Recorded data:

○ ○ ○ ○ ○

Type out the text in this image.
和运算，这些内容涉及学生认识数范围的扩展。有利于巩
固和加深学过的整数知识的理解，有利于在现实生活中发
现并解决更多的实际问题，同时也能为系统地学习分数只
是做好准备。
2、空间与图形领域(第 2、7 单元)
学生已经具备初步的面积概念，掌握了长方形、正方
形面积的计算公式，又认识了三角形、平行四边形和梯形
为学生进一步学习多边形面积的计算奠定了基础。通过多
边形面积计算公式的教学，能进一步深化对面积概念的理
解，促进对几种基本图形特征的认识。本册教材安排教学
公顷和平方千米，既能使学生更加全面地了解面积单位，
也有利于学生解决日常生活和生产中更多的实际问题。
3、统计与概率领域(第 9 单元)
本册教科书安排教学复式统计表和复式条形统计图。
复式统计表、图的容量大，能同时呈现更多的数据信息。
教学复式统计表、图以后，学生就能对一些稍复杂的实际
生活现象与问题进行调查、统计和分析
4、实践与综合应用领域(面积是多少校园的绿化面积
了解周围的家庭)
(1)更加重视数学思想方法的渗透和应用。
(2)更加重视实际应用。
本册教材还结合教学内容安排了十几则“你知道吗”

○ ○ ○ ○ ○

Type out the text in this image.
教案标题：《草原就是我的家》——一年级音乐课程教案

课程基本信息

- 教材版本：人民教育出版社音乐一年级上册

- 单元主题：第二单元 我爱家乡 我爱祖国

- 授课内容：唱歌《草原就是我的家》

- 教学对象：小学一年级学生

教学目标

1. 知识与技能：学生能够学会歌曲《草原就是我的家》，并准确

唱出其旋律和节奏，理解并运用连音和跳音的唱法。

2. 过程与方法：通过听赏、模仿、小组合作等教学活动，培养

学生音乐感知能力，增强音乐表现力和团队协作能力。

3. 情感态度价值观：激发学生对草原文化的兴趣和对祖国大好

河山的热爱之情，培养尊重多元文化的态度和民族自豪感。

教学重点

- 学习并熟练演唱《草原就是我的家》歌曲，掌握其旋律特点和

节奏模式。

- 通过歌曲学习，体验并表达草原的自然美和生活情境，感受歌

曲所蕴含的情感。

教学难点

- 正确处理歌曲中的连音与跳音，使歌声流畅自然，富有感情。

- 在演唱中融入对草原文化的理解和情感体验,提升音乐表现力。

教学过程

○ ○ ○ ○ ○

> Stated problem
In the entries above, identify every line with the string "草原就是我的家".

> The output
教案标题：《草原就是我的家》——一年级音乐课程教案
- 授课内容：唱歌《草原就是我的家》
1. 知识与技能：学生能够学会歌曲《草原就是我的家》，并准确
- 学习并熟练演唱《草原就是我的家》歌曲，掌握其旋律特点和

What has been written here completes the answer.